Go through the material and pull out every line with the string "yang" in it.
>> START Task material
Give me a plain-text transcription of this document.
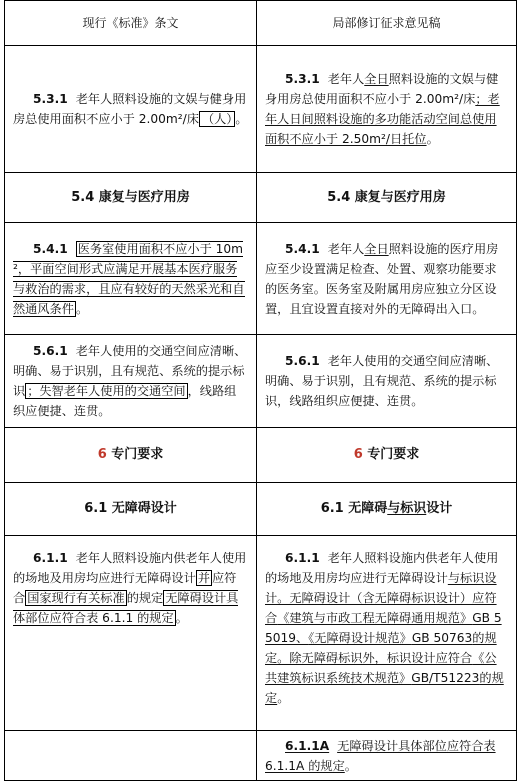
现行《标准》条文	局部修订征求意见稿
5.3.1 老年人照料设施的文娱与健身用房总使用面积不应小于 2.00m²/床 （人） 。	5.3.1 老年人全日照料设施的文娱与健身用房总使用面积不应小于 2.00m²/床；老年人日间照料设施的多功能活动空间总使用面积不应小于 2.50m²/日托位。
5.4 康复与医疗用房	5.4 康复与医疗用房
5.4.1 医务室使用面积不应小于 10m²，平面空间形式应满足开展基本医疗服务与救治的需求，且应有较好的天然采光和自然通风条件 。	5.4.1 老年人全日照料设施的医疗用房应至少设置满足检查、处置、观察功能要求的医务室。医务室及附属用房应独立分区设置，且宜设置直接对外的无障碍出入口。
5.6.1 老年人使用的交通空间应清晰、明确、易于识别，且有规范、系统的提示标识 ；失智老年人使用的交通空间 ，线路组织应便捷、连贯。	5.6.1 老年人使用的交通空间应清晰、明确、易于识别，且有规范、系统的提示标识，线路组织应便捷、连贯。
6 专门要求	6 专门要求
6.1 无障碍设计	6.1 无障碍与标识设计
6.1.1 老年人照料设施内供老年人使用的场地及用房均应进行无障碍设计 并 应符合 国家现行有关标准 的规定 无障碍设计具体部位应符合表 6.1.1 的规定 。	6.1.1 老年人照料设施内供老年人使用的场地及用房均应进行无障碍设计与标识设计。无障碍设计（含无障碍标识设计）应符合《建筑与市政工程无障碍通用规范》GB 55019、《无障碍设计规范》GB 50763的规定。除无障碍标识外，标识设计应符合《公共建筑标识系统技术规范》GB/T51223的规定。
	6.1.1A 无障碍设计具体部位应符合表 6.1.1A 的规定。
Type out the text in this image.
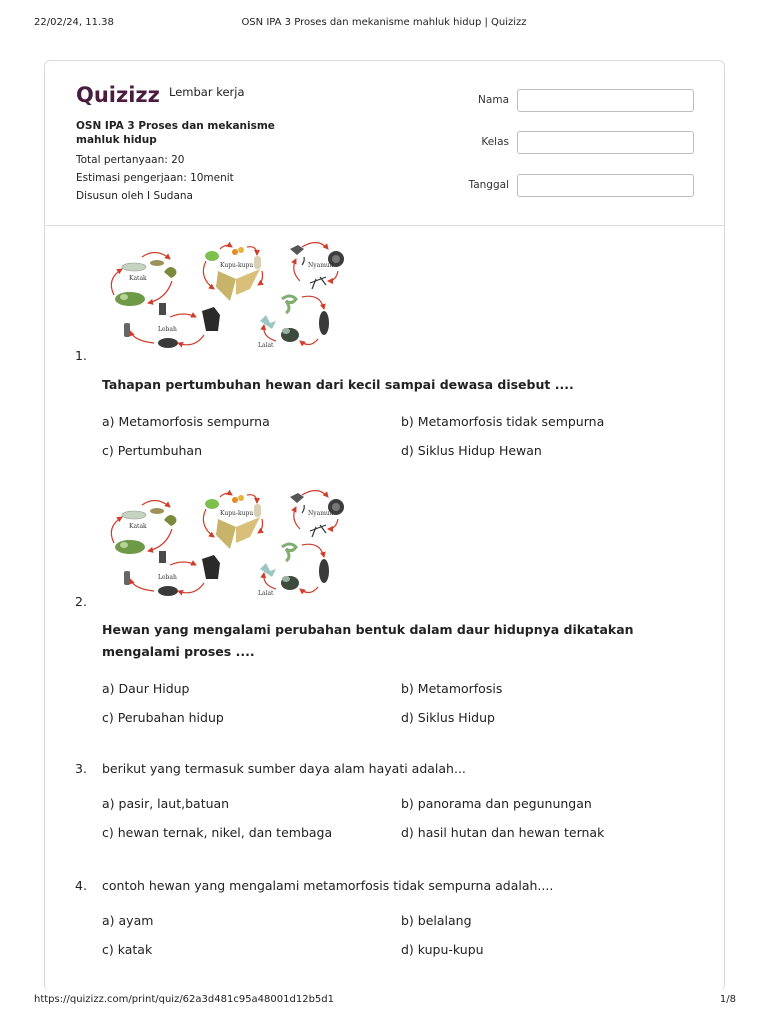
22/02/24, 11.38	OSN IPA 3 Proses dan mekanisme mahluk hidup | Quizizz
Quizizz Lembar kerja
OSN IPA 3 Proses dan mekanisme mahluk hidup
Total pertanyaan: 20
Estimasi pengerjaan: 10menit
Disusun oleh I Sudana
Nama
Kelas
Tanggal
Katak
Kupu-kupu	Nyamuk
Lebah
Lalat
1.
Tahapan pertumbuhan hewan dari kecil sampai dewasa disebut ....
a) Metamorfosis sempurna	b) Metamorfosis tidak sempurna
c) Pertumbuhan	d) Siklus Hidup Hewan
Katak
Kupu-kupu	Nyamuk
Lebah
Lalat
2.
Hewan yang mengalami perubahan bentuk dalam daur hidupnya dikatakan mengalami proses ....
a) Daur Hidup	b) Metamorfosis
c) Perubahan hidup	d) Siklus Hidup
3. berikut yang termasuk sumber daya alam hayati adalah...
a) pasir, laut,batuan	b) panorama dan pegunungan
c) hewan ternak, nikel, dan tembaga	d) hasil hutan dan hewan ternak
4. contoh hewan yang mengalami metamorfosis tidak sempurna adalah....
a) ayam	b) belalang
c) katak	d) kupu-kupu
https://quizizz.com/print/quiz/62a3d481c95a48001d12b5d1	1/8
>> END Task material
→ **Solution for this exercise**
Hewan yang mengalami perubahan bentuk dalam daur hidupnya dikatakan mengalami proses ....
3. berikut yang termasuk sumber daya alam hayati adalah...
4. contoh hewan yang mengalami metamorfosis tidak sempurna adalah....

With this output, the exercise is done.